* _Work to do_: Find the lines holding the word "this" and collect them.
--------
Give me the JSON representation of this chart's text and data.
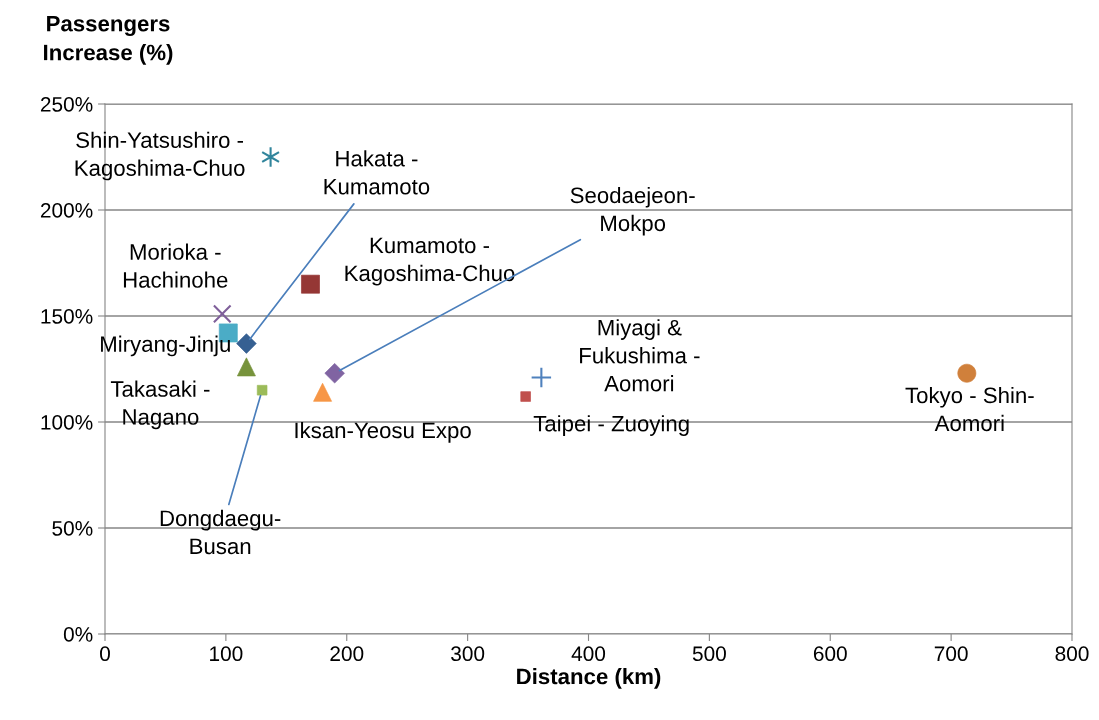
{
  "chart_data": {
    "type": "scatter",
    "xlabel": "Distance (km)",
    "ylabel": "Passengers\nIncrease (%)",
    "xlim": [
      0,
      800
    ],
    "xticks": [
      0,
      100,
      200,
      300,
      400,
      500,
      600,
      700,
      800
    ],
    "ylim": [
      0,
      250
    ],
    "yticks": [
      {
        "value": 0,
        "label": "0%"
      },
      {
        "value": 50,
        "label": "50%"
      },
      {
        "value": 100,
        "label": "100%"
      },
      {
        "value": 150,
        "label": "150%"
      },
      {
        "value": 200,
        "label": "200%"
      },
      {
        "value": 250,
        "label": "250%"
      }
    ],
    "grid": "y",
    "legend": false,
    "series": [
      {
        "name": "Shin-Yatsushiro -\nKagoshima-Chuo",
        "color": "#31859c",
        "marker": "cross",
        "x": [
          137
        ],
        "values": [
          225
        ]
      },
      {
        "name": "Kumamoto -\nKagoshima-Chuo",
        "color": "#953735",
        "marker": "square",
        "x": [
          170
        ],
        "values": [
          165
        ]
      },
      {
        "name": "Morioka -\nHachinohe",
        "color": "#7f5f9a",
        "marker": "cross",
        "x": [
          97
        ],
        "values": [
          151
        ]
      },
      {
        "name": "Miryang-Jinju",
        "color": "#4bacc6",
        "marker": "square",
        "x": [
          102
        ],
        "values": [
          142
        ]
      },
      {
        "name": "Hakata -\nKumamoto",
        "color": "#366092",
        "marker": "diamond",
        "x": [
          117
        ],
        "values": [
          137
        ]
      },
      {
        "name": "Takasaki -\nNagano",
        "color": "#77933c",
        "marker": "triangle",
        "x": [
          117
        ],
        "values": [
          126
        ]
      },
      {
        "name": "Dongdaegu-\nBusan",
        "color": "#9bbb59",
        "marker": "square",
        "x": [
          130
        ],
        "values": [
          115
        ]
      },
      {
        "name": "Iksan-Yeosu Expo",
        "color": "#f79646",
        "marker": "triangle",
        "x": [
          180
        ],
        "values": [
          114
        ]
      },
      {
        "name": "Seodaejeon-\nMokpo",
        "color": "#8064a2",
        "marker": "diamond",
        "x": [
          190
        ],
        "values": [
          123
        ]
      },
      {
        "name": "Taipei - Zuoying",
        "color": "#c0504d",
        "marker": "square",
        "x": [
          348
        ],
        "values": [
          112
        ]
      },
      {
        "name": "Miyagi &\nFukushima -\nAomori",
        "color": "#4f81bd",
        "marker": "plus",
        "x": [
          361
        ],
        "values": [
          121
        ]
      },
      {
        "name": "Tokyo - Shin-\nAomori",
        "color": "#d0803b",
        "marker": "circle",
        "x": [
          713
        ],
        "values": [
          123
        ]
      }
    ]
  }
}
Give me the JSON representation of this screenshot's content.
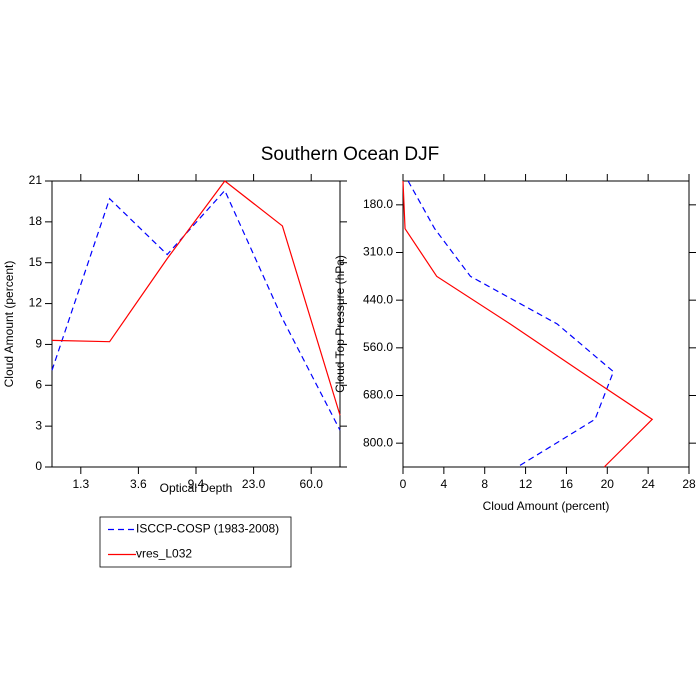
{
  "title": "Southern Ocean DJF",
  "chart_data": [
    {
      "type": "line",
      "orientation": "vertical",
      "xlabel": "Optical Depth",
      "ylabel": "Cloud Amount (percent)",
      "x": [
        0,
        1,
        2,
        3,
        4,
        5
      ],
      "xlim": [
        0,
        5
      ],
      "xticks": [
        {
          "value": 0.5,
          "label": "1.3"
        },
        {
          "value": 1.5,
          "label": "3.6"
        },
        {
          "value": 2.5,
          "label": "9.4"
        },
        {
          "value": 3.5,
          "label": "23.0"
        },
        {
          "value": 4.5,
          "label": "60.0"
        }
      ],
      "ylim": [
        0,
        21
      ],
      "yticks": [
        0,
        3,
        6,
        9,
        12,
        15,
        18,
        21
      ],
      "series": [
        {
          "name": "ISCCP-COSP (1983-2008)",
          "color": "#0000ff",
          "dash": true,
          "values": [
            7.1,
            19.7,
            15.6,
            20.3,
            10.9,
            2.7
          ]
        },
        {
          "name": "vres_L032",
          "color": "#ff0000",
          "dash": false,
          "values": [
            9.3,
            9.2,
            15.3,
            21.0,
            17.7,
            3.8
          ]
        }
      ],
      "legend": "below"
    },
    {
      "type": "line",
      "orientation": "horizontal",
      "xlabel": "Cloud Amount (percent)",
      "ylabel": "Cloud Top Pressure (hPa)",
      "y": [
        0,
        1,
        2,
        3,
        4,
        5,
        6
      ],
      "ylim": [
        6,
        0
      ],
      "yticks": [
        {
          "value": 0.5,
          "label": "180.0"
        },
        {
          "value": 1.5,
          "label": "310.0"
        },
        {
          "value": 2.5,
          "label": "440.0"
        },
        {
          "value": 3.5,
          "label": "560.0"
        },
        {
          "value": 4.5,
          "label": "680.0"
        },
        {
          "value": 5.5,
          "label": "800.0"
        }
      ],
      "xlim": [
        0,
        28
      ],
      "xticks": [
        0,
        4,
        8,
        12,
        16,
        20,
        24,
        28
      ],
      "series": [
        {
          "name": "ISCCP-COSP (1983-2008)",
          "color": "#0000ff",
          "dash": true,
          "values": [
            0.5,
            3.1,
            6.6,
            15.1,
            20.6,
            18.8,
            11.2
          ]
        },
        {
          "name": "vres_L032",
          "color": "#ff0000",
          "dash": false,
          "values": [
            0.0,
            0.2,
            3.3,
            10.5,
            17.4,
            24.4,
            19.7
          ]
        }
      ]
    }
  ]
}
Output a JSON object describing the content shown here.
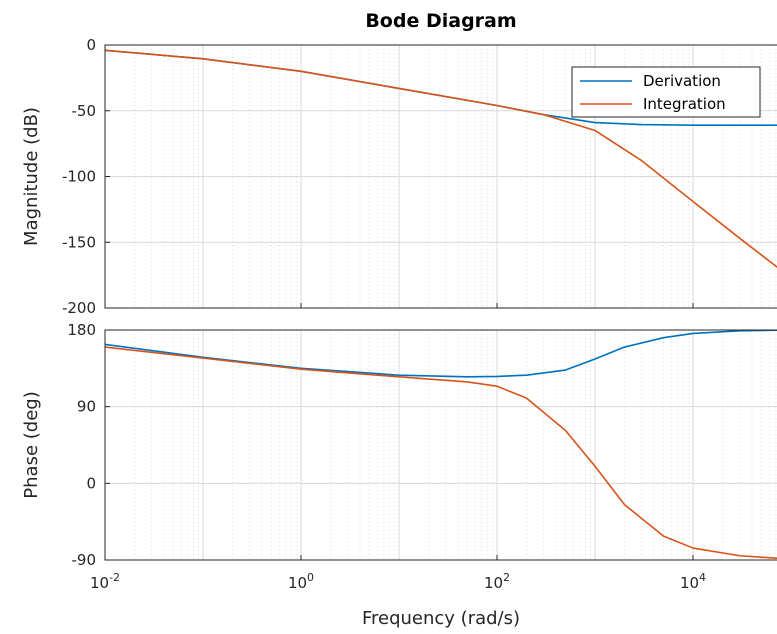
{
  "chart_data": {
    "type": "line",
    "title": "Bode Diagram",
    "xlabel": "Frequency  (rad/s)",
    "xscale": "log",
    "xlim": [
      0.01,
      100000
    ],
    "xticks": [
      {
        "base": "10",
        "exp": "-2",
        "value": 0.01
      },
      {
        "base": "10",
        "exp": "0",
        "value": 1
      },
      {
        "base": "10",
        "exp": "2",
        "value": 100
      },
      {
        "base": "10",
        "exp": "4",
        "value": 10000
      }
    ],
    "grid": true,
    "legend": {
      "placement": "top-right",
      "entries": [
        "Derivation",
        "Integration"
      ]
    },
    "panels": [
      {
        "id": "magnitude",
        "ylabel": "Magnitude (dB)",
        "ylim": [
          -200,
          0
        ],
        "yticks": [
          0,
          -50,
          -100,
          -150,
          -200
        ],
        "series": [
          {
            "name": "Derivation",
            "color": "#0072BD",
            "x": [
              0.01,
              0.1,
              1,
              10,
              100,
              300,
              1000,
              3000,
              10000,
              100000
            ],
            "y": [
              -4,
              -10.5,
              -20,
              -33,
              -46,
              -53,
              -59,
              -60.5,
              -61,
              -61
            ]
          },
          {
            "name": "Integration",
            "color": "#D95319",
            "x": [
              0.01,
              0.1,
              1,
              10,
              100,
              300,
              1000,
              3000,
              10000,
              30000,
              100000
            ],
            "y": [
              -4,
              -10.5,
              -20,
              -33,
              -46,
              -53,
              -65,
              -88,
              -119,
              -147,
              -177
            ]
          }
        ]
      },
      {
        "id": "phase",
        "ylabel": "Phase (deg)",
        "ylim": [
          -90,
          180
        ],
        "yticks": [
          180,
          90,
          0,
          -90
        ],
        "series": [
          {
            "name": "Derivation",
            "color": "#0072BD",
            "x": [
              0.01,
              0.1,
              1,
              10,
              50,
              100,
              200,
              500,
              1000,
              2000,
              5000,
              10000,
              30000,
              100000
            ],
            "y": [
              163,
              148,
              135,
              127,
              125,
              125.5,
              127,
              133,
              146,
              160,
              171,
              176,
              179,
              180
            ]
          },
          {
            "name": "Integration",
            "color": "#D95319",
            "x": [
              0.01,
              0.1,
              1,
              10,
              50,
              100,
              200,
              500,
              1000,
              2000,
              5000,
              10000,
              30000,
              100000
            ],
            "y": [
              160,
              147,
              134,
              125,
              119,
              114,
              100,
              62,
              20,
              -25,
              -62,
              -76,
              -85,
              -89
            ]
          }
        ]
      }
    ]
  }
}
--------
* _Exercise solution_:
Give me the JSON representation of this chart's text and data.
Give me the JSON representation of this screenshot's content.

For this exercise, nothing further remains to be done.